BEGIN RECORDS SHOWN

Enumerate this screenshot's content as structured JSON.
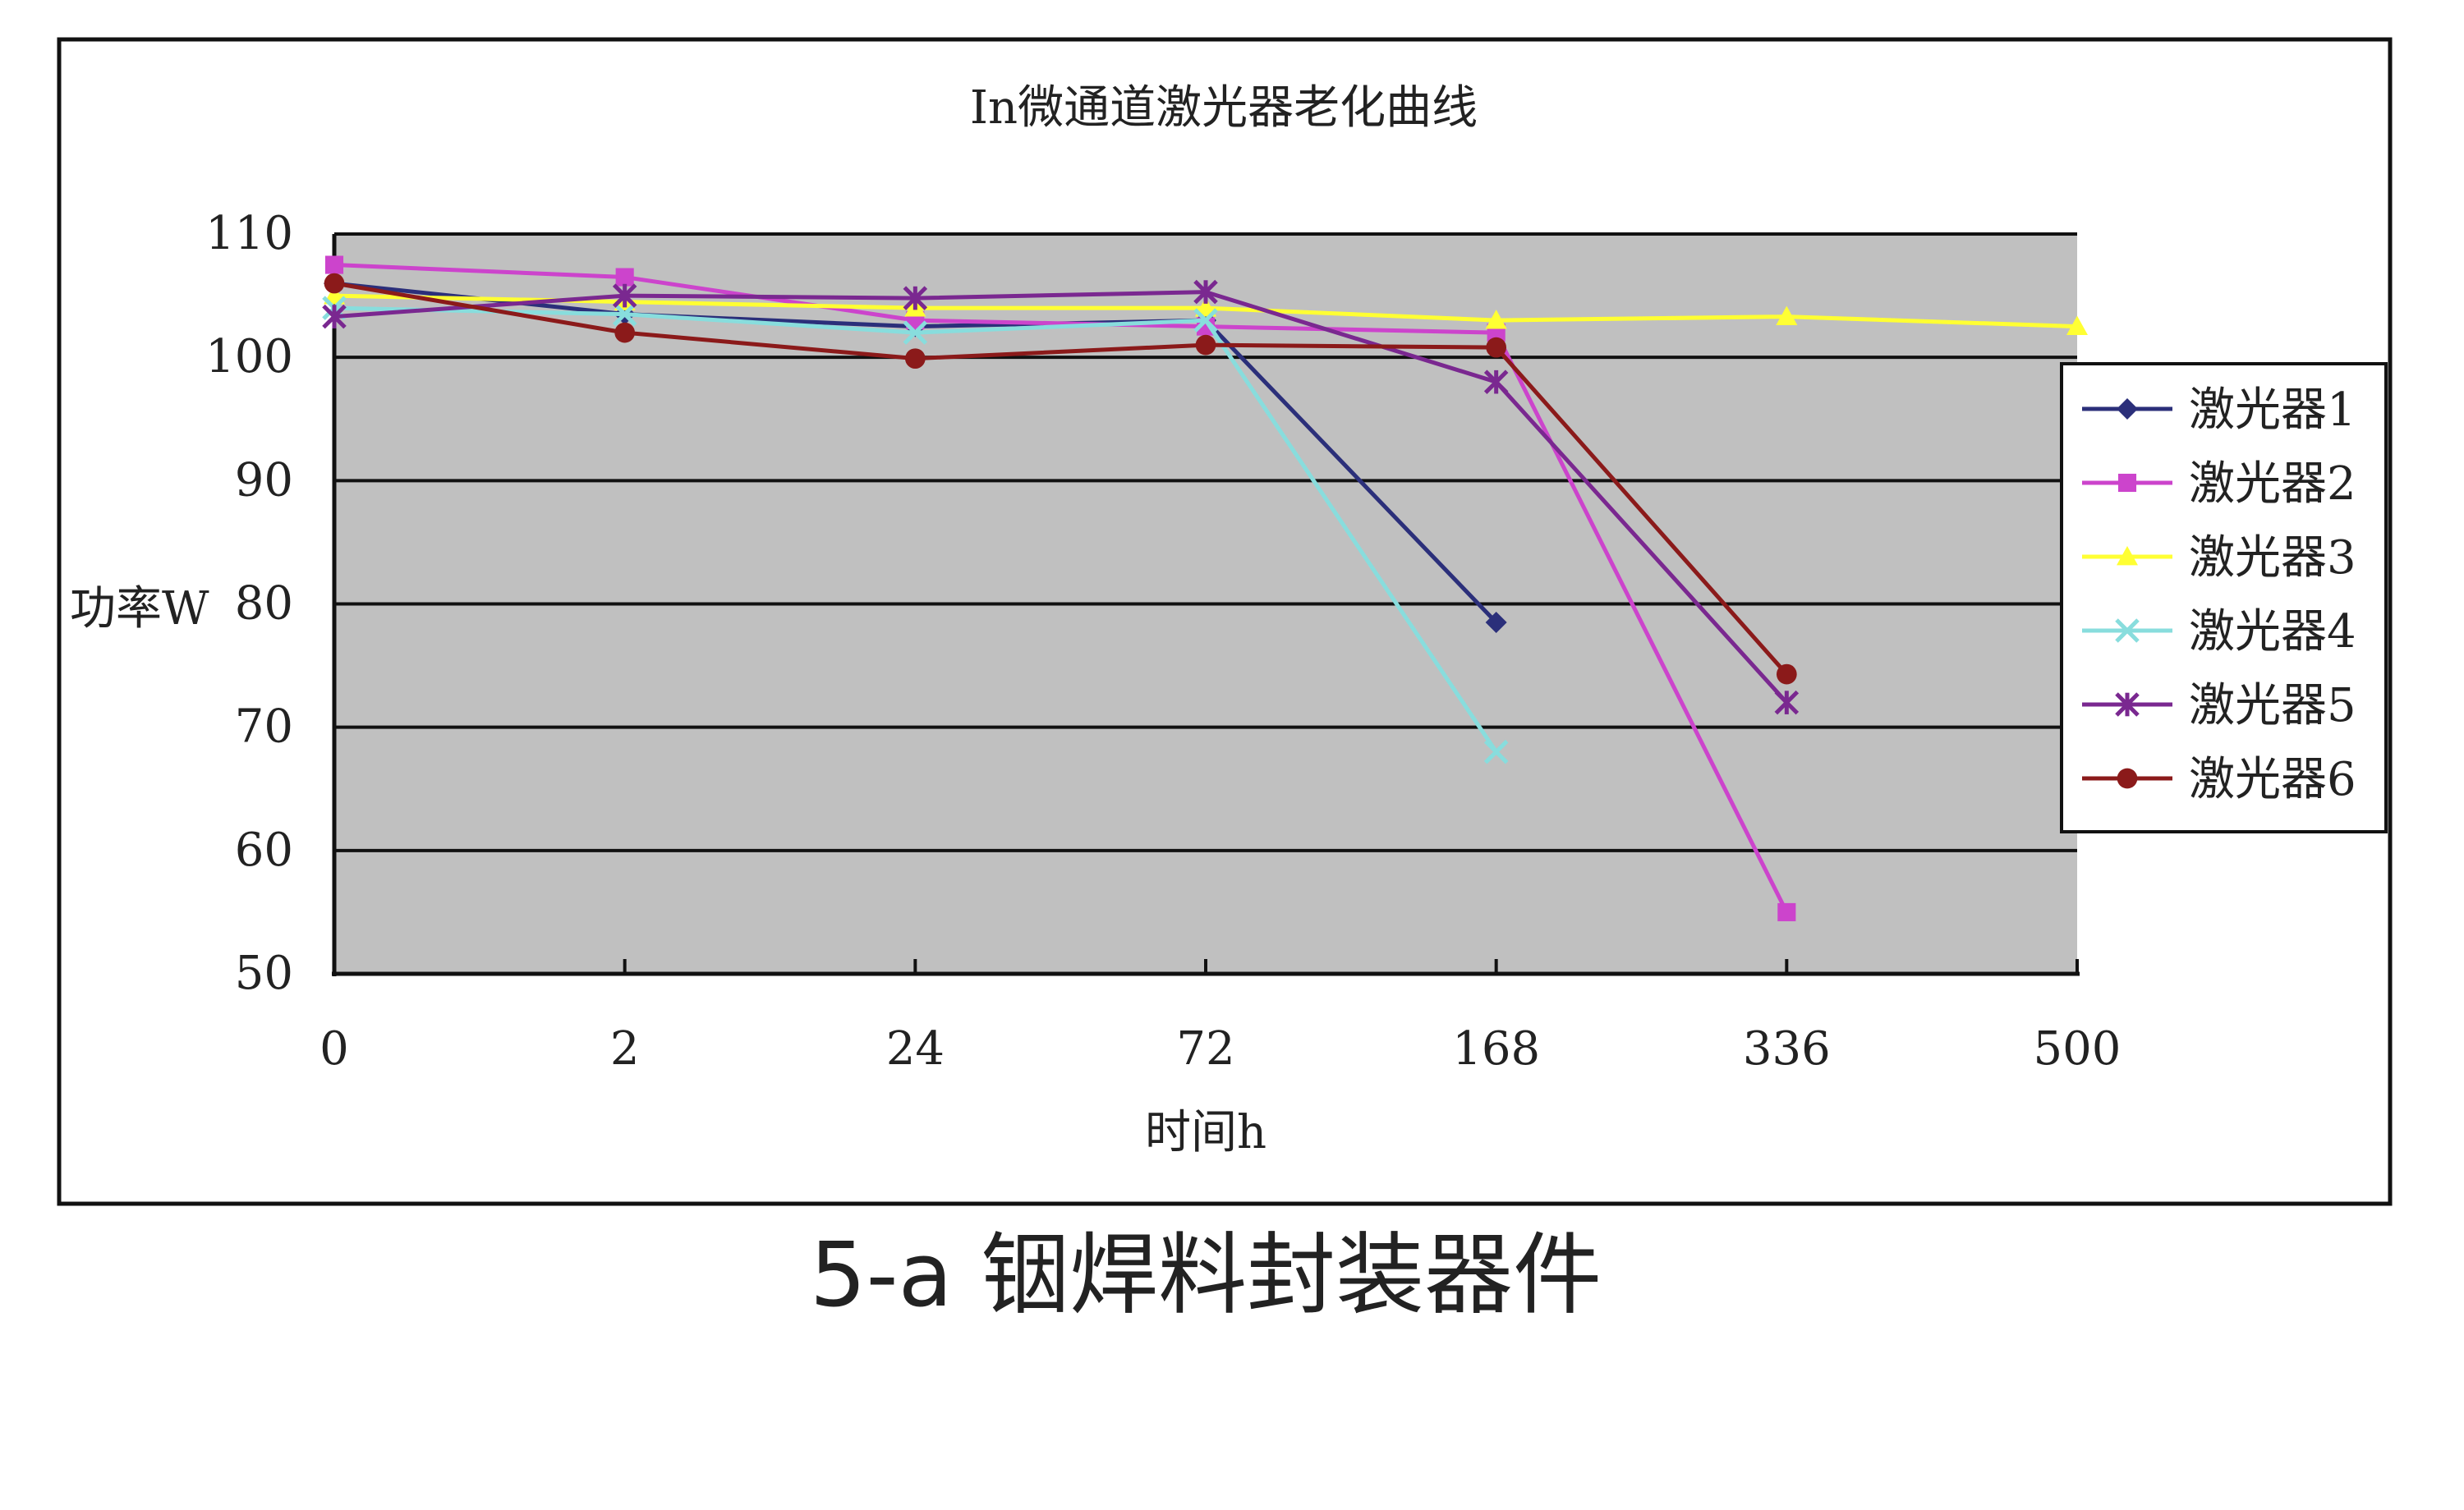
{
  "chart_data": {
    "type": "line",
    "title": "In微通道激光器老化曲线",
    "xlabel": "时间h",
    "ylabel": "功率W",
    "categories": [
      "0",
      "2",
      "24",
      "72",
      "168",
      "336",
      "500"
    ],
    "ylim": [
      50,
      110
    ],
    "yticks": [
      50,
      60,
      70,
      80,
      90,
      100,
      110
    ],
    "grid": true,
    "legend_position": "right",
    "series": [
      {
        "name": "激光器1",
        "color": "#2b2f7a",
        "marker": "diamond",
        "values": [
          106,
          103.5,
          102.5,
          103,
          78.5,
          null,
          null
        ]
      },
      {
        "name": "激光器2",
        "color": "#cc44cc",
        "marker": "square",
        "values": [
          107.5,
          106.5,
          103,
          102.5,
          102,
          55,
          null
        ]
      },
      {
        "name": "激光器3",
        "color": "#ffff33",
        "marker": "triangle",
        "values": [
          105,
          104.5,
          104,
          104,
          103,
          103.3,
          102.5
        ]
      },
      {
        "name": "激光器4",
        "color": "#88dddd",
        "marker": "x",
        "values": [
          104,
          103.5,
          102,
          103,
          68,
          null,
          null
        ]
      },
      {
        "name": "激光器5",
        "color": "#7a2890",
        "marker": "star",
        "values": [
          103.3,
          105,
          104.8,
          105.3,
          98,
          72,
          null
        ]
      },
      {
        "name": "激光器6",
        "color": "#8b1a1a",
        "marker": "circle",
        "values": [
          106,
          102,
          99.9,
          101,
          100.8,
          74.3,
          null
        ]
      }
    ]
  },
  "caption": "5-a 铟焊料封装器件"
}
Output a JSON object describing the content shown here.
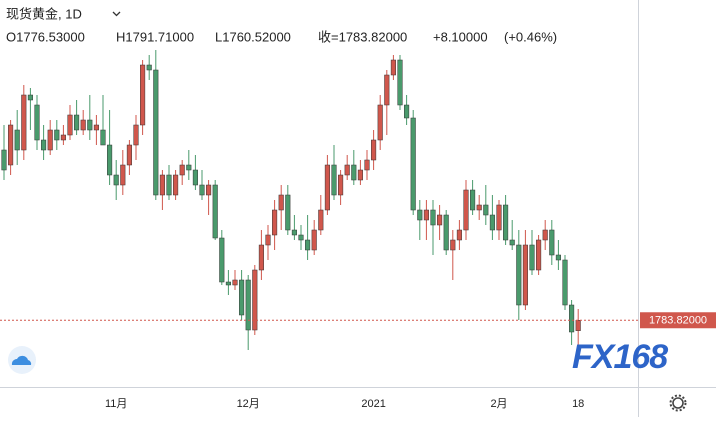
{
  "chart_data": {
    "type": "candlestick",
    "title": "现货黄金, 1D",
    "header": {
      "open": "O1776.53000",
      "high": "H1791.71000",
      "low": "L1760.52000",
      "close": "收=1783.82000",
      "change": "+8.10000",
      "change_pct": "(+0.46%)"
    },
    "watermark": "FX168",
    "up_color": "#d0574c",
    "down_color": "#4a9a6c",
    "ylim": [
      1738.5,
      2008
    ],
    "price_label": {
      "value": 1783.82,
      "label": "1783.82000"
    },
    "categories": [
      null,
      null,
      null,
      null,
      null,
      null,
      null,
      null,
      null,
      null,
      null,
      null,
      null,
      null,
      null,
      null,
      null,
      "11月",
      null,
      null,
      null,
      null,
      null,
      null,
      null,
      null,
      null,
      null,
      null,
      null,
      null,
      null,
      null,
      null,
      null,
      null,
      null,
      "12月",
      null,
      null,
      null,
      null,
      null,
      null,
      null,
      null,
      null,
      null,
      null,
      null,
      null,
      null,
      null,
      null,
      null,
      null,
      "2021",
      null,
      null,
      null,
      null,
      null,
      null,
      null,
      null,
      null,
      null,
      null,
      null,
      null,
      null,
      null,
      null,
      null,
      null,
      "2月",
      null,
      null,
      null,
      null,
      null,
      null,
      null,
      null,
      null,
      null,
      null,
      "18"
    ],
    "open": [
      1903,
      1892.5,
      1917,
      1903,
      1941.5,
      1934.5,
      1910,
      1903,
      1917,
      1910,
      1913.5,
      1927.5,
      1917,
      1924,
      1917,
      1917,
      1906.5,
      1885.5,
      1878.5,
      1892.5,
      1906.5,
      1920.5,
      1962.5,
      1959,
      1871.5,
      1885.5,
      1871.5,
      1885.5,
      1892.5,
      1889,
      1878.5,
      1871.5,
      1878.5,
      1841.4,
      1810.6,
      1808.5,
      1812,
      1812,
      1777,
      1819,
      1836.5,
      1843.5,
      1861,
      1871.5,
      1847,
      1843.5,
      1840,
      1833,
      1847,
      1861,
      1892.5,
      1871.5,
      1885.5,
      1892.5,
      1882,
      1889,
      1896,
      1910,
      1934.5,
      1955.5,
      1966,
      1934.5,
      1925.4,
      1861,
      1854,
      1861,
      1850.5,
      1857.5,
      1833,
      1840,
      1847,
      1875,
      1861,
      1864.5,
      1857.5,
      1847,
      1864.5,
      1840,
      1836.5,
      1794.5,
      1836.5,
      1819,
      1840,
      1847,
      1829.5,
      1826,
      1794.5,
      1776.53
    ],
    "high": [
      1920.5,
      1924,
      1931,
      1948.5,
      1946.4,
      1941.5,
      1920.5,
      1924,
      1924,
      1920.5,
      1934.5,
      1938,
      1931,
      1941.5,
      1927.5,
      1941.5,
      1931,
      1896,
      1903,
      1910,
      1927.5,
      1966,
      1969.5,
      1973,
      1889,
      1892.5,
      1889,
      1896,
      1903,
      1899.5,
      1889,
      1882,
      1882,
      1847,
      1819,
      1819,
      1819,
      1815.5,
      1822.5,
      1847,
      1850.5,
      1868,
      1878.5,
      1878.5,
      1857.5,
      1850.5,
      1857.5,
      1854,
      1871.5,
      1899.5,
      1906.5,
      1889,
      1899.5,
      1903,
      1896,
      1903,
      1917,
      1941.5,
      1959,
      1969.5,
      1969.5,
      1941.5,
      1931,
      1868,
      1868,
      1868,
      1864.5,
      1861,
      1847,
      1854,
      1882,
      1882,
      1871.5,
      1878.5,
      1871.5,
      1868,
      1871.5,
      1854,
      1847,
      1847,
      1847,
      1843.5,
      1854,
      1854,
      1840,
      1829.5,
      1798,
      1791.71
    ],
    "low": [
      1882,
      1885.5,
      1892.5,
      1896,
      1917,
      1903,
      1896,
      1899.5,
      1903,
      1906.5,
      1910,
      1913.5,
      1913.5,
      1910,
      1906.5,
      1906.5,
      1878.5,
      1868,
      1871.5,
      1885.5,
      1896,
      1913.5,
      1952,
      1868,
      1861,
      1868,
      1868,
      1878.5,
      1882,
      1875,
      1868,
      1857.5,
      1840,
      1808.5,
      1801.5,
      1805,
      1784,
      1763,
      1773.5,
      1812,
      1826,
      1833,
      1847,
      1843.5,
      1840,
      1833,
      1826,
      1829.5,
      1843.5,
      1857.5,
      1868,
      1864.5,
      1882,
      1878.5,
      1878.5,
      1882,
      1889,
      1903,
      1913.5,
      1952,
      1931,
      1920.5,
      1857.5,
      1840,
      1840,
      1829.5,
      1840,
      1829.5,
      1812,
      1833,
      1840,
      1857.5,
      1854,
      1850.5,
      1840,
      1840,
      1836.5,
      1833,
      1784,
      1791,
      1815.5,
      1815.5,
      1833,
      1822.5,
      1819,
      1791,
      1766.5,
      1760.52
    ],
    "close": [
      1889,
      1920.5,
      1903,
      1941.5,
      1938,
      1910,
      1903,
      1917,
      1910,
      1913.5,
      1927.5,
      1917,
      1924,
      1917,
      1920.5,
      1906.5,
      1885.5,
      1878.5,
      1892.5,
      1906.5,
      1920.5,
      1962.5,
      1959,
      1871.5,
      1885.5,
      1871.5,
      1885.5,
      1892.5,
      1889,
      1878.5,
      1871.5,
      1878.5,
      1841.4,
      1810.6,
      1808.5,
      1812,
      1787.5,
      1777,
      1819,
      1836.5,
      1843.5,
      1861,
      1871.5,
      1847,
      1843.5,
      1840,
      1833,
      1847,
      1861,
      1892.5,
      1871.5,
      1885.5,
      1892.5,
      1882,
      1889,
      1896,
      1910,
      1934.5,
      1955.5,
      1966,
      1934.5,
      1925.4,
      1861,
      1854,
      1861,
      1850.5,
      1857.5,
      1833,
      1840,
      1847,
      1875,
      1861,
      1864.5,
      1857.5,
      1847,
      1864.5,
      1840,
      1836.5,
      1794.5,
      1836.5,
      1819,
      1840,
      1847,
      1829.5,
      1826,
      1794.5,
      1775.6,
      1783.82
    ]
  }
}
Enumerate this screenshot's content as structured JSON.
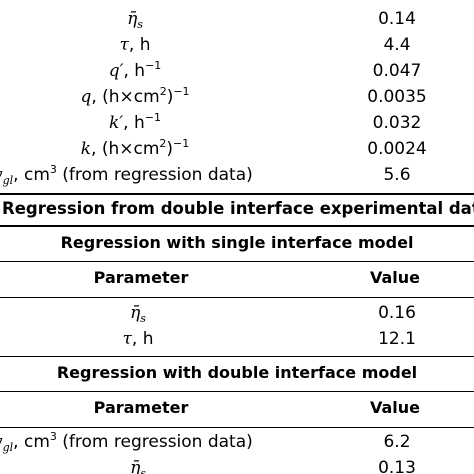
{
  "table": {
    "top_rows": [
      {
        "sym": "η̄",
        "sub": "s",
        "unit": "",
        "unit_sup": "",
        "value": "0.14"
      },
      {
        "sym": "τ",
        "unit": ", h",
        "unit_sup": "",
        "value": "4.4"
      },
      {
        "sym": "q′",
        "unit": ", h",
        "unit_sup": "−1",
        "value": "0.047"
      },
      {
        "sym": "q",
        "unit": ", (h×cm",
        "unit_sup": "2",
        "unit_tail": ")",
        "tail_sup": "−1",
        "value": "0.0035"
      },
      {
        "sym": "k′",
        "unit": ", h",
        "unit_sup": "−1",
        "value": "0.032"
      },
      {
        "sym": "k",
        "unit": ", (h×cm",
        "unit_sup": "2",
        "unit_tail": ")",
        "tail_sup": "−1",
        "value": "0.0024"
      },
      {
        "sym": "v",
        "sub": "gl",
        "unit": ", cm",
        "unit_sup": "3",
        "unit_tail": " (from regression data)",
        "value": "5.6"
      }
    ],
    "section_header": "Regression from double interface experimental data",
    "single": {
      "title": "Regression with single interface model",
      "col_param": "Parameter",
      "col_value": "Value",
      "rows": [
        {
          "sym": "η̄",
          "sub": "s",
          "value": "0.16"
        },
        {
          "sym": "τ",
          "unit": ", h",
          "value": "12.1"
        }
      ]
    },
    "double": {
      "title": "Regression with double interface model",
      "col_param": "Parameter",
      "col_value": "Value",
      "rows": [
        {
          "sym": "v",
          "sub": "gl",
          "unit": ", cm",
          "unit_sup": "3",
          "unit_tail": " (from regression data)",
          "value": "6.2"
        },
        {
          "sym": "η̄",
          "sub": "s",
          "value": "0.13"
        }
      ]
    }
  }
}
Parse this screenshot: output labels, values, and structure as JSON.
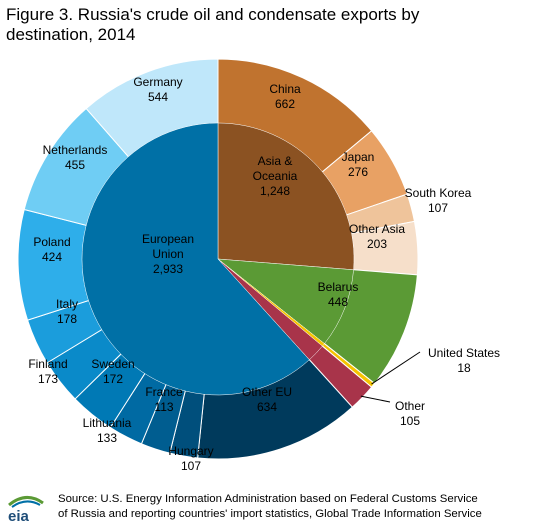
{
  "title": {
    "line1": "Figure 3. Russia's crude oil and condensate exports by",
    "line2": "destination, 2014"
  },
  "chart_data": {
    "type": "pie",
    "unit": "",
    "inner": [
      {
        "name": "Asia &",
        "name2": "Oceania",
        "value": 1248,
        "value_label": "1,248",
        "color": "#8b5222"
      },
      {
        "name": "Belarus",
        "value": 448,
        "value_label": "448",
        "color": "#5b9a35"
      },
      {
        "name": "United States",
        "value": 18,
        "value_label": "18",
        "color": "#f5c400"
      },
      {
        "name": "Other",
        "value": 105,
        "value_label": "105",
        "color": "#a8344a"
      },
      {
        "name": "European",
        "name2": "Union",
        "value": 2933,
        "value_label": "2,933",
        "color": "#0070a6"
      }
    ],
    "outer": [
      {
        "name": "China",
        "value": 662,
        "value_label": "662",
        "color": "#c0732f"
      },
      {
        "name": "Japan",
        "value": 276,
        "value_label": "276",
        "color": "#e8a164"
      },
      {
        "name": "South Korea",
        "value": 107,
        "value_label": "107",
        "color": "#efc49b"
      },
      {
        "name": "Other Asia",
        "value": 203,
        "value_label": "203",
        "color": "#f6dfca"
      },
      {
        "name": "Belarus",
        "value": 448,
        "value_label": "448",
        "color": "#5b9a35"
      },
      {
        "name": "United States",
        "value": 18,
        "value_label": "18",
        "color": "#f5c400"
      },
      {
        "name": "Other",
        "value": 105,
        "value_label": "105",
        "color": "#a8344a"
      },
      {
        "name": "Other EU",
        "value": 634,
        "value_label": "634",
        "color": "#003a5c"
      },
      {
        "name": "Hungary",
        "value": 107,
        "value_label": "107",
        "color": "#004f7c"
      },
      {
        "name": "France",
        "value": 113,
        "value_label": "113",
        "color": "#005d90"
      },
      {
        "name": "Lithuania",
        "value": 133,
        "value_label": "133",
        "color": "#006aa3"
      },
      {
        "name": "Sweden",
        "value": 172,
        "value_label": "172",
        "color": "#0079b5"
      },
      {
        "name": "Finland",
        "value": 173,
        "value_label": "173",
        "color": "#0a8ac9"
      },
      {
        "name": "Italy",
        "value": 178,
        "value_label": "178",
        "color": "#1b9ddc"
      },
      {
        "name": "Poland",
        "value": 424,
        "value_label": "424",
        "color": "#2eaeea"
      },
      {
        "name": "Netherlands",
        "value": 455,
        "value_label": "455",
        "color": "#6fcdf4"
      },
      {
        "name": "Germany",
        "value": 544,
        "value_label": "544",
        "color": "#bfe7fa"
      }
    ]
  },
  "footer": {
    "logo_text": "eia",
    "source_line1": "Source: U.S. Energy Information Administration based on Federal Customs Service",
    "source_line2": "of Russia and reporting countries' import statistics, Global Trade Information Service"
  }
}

END RECORDS SHOWN

_THE TASK_
From the entries above, extract every line where the word "Information" appears.

_RESULT FOR THIS EXERCISE_
    "source_line1": "Source: U.S. Energy Information Administration based on Federal Customs Service",
    "source_line2": "of Russia and reporting countries' import statistics, Global Trade Information Service"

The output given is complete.